___ Data lines ___

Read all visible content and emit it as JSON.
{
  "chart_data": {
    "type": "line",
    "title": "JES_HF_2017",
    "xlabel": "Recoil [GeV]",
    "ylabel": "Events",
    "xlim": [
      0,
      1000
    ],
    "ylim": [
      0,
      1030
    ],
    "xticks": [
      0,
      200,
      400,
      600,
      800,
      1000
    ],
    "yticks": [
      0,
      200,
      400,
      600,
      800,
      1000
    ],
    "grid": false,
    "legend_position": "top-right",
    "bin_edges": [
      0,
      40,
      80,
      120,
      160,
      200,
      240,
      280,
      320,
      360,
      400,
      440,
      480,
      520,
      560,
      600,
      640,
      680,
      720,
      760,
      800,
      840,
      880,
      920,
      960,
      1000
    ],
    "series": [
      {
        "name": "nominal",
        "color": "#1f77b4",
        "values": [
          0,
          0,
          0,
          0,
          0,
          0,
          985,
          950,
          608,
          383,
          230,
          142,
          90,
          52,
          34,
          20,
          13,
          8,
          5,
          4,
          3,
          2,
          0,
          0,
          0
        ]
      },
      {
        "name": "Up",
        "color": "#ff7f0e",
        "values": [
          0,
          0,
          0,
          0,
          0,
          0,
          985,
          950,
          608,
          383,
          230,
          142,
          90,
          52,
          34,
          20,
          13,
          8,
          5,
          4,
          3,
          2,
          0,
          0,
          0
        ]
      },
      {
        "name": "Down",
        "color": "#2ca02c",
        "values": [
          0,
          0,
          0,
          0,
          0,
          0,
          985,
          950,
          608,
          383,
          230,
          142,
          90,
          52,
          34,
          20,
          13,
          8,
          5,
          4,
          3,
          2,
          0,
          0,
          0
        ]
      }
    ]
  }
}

___

Reproduce every line above without error.

Read all visible content and emit it as JSON.
{
  "chart_data": {
    "type": "line",
    "title": "JES_HF_2017",
    "xlabel": "Recoil [GeV]",
    "ylabel": "Events",
    "xlim": [
      0,
      1000
    ],
    "ylim": [
      0,
      1030
    ],
    "xticks": [
      0,
      200,
      400,
      600,
      800,
      1000
    ],
    "yticks": [
      0,
      200,
      400,
      600,
      800,
      1000
    ],
    "grid": false,
    "legend_position": "top-right",
    "bin_edges": [
      0,
      40,
      80,
      120,
      160,
      200,
      240,
      280,
      320,
      360,
      400,
      440,
      480,
      520,
      560,
      600,
      640,
      680,
      720,
      760,
      800,
      840,
      880,
      920,
      960,
      1000
    ],
    "series": [
      {
        "name": "nominal",
        "color": "#1f77b4",
        "values": [
          0,
          0,
          0,
          0,
          0,
          0,
          985,
          950,
          608,
          383,
          230,
          142,
          90,
          52,
          34,
          20,
          13,
          8,
          5,
          4,
          3,
          2,
          0,
          0,
          0
        ]
      },
      {
        "name": "Up",
        "color": "#ff7f0e",
        "values": [
          0,
          0,
          0,
          0,
          0,
          0,
          985,
          950,
          608,
          383,
          230,
          142,
          90,
          52,
          34,
          20,
          13,
          8,
          5,
          4,
          3,
          2,
          0,
          0,
          0
        ]
      },
      {
        "name": "Down",
        "color": "#2ca02c",
        "values": [
          0,
          0,
          0,
          0,
          0,
          0,
          985,
          950,
          608,
          383,
          230,
          142,
          90,
          52,
          34,
          20,
          13,
          8,
          5,
          4,
          3,
          2,
          0,
          0,
          0
        ]
      }
    ]
  }
}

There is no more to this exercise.